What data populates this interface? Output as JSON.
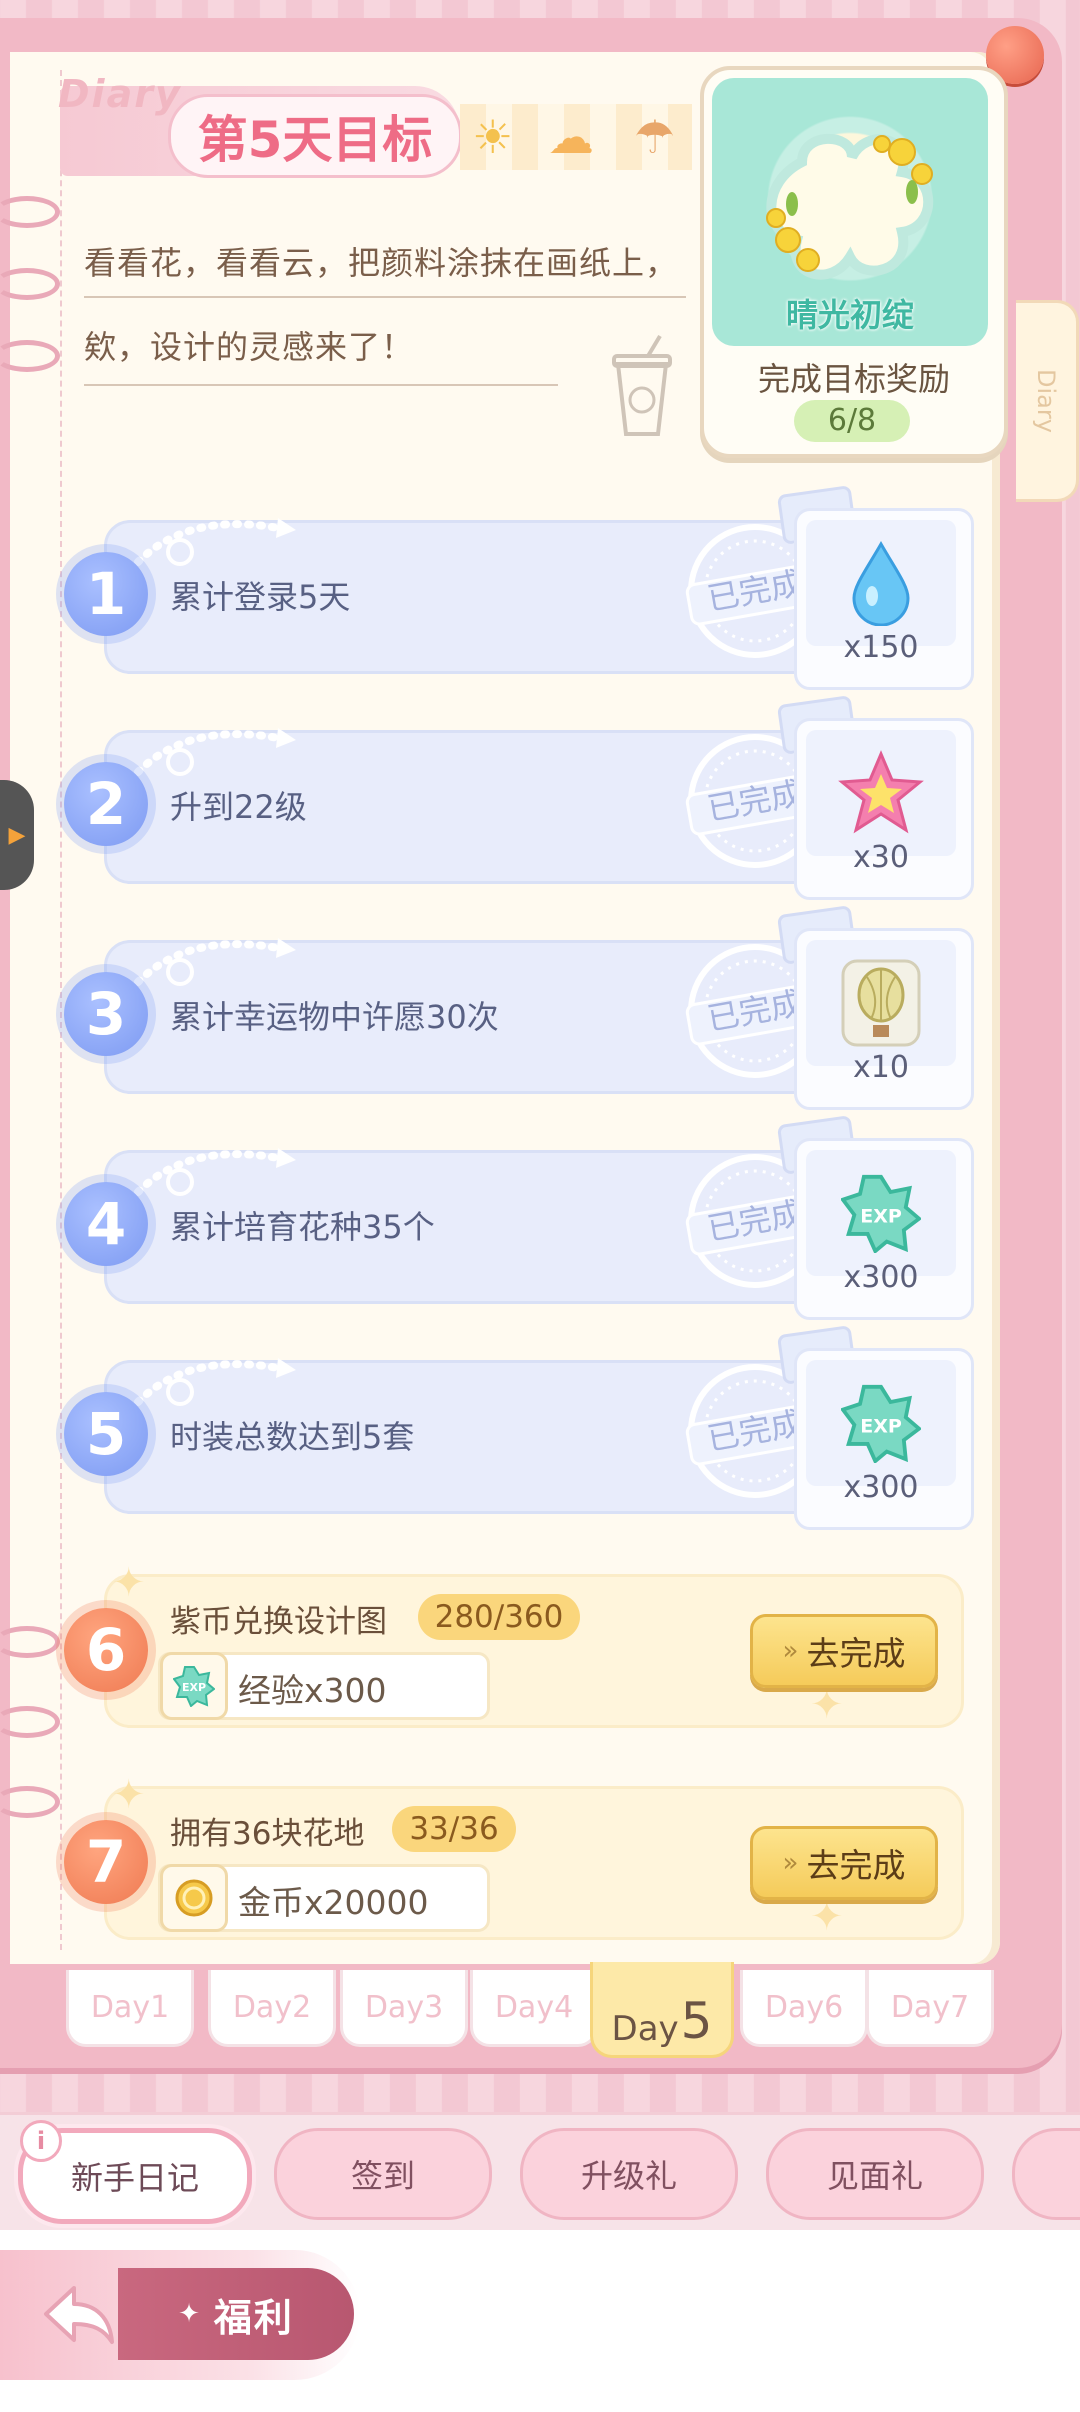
{
  "header": {
    "diary_script": "Diary",
    "title": "第5天目标",
    "weather_icons": [
      "sun-icon",
      "cloud-icon",
      "rain-cloud-icon"
    ]
  },
  "intro": {
    "line1": "看看花，看看云，把颜料涂抹在画纸上，",
    "line2": "欸，设计的灵感来了！"
  },
  "side_tab": "Diary",
  "goal_reward": {
    "name": "晴光初绽",
    "caption": "完成目标奖励",
    "progress": "6/8"
  },
  "tasks": [
    {
      "num": "1",
      "label": "累计登录5天",
      "status": "已完成",
      "reward_icon": "water-drop-icon",
      "reward_qty": "x150"
    },
    {
      "num": "2",
      "label": "升到22级",
      "status": "已完成",
      "reward_icon": "pink-star-icon",
      "reward_qty": "x30"
    },
    {
      "num": "3",
      "label": "累计幸运物中许愿30次",
      "status": "已完成",
      "reward_icon": "hot-air-balloon-icon",
      "reward_qty": "x10"
    },
    {
      "num": "4",
      "label": "累计培育花种35个",
      "status": "已完成",
      "reward_icon": "exp-badge-icon",
      "reward_qty": "x300"
    },
    {
      "num": "5",
      "label": "时装总数达到5套",
      "status": "已完成",
      "reward_icon": "exp-badge-icon",
      "reward_qty": "x300"
    }
  ],
  "pending_tasks": [
    {
      "num": "6",
      "label": "紫币兑换设计图",
      "progress": "280/360",
      "reward_icon": "exp-badge-icon",
      "reward_text": "经验x300",
      "button": "去完成"
    },
    {
      "num": "7",
      "label": "拥有36块花地",
      "progress": "33/36",
      "reward_icon": "gold-coin-icon",
      "reward_text": "金币x20000",
      "button": "去完成"
    }
  ],
  "day_tabs": {
    "days": [
      "Day1",
      "Day2",
      "Day3",
      "Day4",
      "Day6",
      "Day7"
    ],
    "active_prefix": "Day",
    "active_num": "5"
  },
  "nav": {
    "info": "i",
    "items": [
      "新手日记",
      "签到",
      "升级礼",
      "见面礼"
    ]
  },
  "welfare_label": "福利",
  "colors": {
    "accent_pink": "#ee6c86",
    "task_blue": "#7d9af2",
    "task_orange": "#ef7a52",
    "button_yellow": "#f5cb5a"
  }
}
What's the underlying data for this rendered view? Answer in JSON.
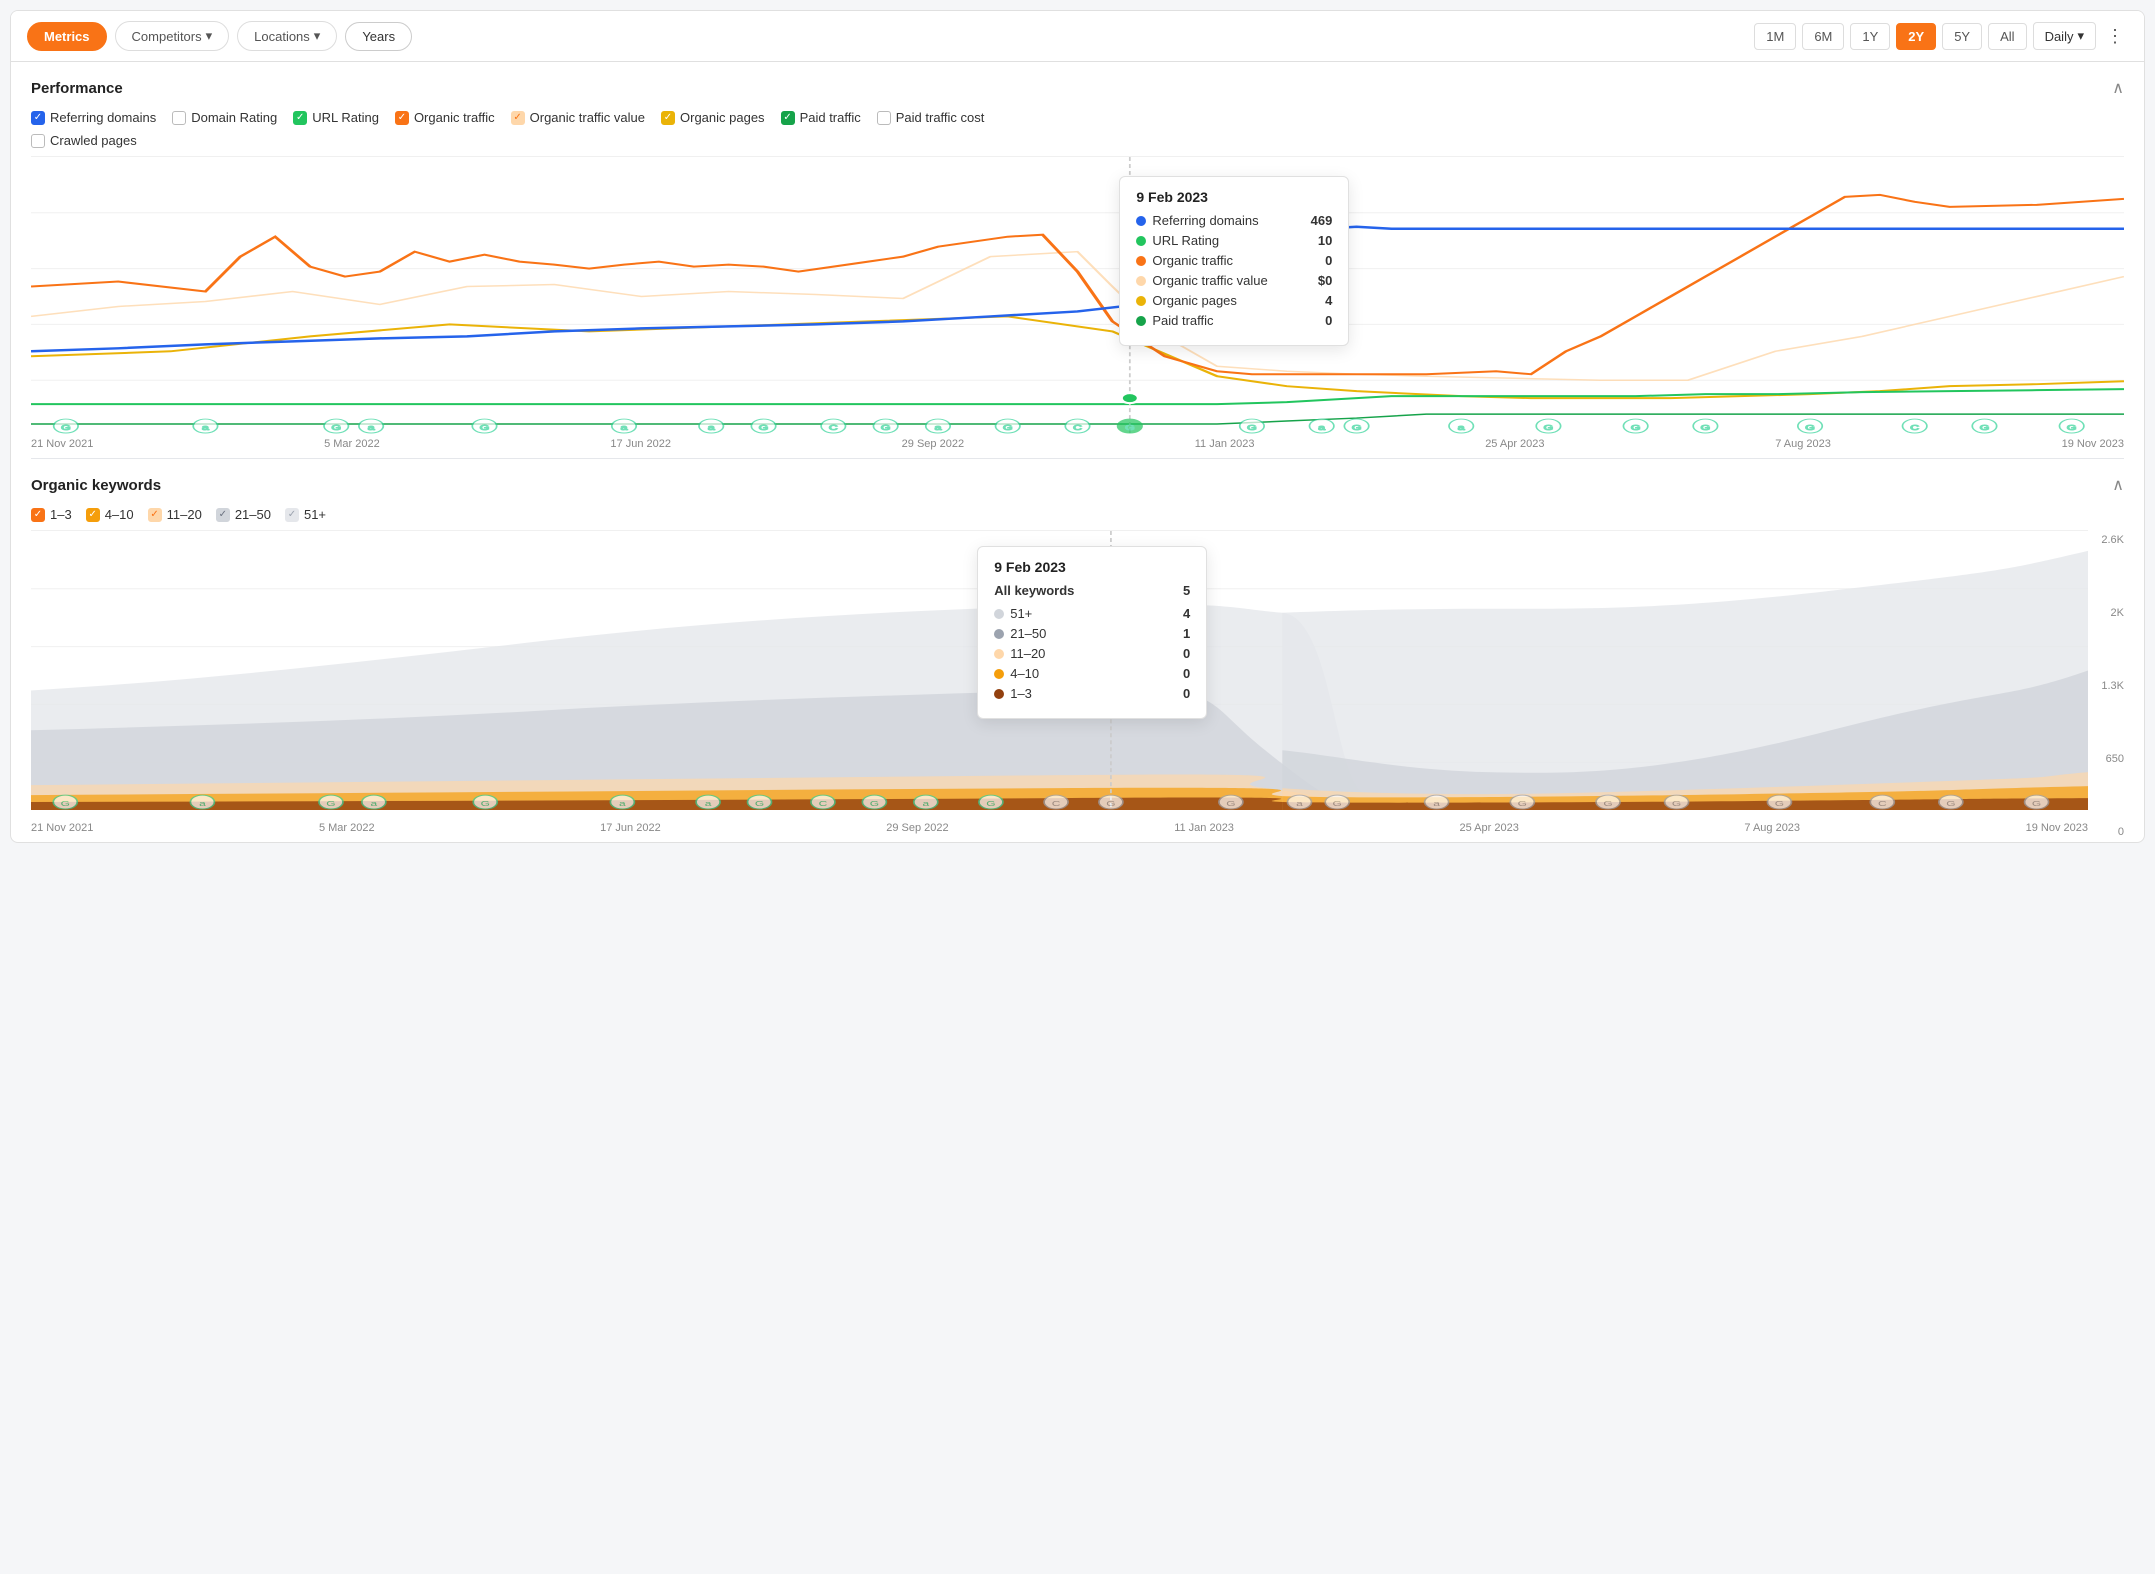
{
  "nav": {
    "left_buttons": [
      {
        "label": "Metrics",
        "active": true,
        "id": "metrics"
      },
      {
        "label": "Competitors",
        "dropdown": true,
        "active": false,
        "id": "competitors"
      },
      {
        "label": "Locations",
        "dropdown": true,
        "active": false,
        "id": "locations"
      },
      {
        "label": "Years",
        "active": false,
        "id": "years"
      }
    ],
    "time_buttons": [
      "1M",
      "6M",
      "1Y",
      "2Y",
      "5Y",
      "All"
    ],
    "active_time": "2Y",
    "daily_label": "Daily",
    "more_icon": "⋮"
  },
  "performance": {
    "title": "Performance",
    "metrics": [
      {
        "label": "Referring domains",
        "checked": true,
        "color": "blue"
      },
      {
        "label": "Domain Rating",
        "checked": false,
        "color": "none"
      },
      {
        "label": "URL Rating",
        "checked": true,
        "color": "green"
      },
      {
        "label": "Organic traffic",
        "checked": true,
        "color": "orange"
      },
      {
        "label": "Organic traffic value",
        "checked": true,
        "color": "lightorange"
      },
      {
        "label": "Organic pages",
        "checked": true,
        "color": "yellow"
      },
      {
        "label": "Paid traffic",
        "checked": true,
        "color": "darkgreen"
      },
      {
        "label": "Paid traffic cost",
        "checked": false,
        "color": "none"
      },
      {
        "label": "Crawled pages",
        "checked": false,
        "color": "none"
      }
    ],
    "tooltip": {
      "date": "9 Feb 2023",
      "rows": [
        {
          "label": "Referring domains",
          "color": "#2563eb",
          "value": "469"
        },
        {
          "label": "URL Rating",
          "color": "#22c55e",
          "value": "10"
        },
        {
          "label": "Organic traffic",
          "color": "#f97316",
          "value": "0"
        },
        {
          "label": "Organic traffic value",
          "color": "#fed7aa",
          "value": "$0"
        },
        {
          "label": "Organic pages",
          "color": "#eab308",
          "value": "4"
        },
        {
          "label": "Paid traffic",
          "color": "#16a34a",
          "value": "0"
        }
      ]
    },
    "x_labels": [
      "21 Nov 2021",
      "5 Mar 2022",
      "17 Jun 2022",
      "29 Sep 2022",
      "11 Jan 2023",
      "25 Apr 2023",
      "7 Aug 2023",
      "19 Nov 2023"
    ]
  },
  "organic_keywords": {
    "title": "Organic keywords",
    "ranges": [
      {
        "label": "1–3",
        "checked": true,
        "color": "orange-dark"
      },
      {
        "label": "4–10",
        "checked": true,
        "color": "amber"
      },
      {
        "label": "11–20",
        "checked": true,
        "color": "light-orange"
      },
      {
        "label": "21–50",
        "checked": true,
        "color": "light-gray"
      },
      {
        "label": "51+",
        "checked": true,
        "color": "lighter-gray"
      }
    ],
    "tooltip": {
      "date": "9 Feb 2023",
      "all_keywords_label": "All keywords",
      "all_keywords_value": "5",
      "rows": [
        {
          "label": "51+",
          "color": "#d1d5db",
          "value": "4"
        },
        {
          "label": "21–50",
          "color": "#9ca3af",
          "value": "1"
        },
        {
          "label": "11–20",
          "color": "#fed7aa",
          "value": "0"
        },
        {
          "label": "4–10",
          "color": "#f59e0b",
          "value": "0"
        },
        {
          "label": "1–3",
          "color": "#92400e",
          "value": "0"
        }
      ]
    },
    "y_labels": [
      "2.6K",
      "2K",
      "1.3K",
      "650",
      "0"
    ],
    "x_labels": [
      "21 Nov 2021",
      "5 Mar 2022",
      "17 Jun 2022",
      "29 Sep 2022",
      "11 Jan 2023",
      "25 Apr 2023",
      "7 Aug 2023",
      "19 Nov 2023"
    ]
  }
}
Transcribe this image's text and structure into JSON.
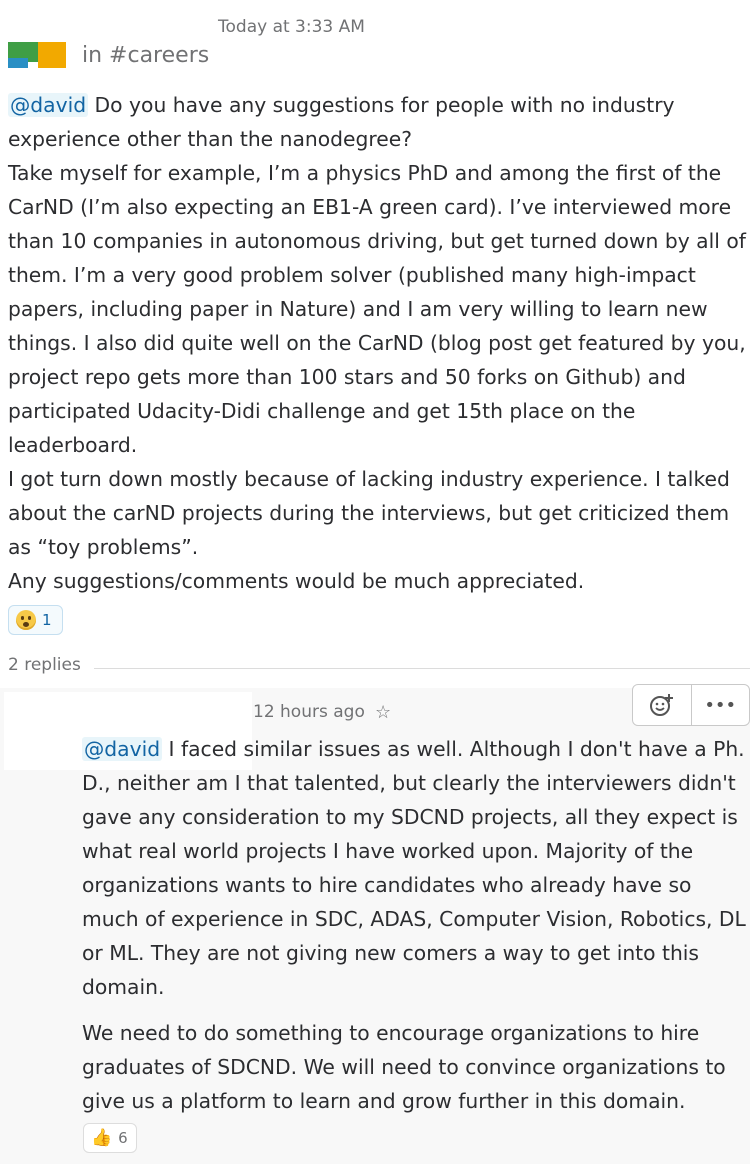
{
  "message": {
    "timestamp": "Today at 3:33 AM",
    "channel": "in #careers",
    "mention": "@david",
    "first_line_rest": " Do you have any suggestions for people with no industry experience other than the nanodegree?",
    "paragraphs": [
      "Take myself for example, I’m a physics PhD and among the first  of the CarND (I’m also expecting an EB1-A green card). I’ve interviewed more than 10 companies in autonomous driving, but get turned down by all of them. I’m a very good problem solver (published many high-impact papers, including paper in Nature) and I am very willing to learn new things. I also did quite well on the CarND (blog post get featured by you, project repo gets more than 100 stars and 50 forks on Github) and participated Udacity-Didi challenge and get 15th place on the leaderboard.",
      "I got turn down mostly because of lacking industry experience. I talked about the carND projects during the interviews, but get criticized them as “toy problems”.",
      "Any suggestions/comments would be much appreciated."
    ],
    "reaction": {
      "emoji": "hushed-face-icon",
      "count": "1"
    },
    "replies_label": "2 replies"
  },
  "reply": {
    "timestamp": "12 hours ago",
    "mention": "@david",
    "first_para_rest": " I faced similar issues as well. Although I don't have a Ph. D., neither am I that talented, but clearly the interviewers didn't gave any consideration to my SDCND projects, all they expect is what real world projects I have worked upon. Majority of the organizations wants to hire candidates who already have so much of experience in SDC, ADAS, Computer Vision, Robotics, DL or ML. They are not giving new comers a way to get into this domain.",
    "second_para": "We need to do something to encourage organizations to hire graduates of SDCND. We will need to convince organizations to give us a platform to learn and grow further in this domain.",
    "reaction": {
      "emoji": "thumbs-up-icon",
      "count": "6"
    }
  },
  "actions": {
    "add_reaction_icon": "add-reaction-icon",
    "more_icon": "more-actions-icon"
  }
}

......

:: Stated task ::
Collect, from the material above, every line containing the word "industry".

:: Expected answer ::
    "first_line_rest": " Do you have any suggestions for people with no industry experience other than the nanodegree?",
      "I got turn down mostly because of lacking industry experience. I talked about the carND projects during the interviews, but get criticized them as “toy problems”.",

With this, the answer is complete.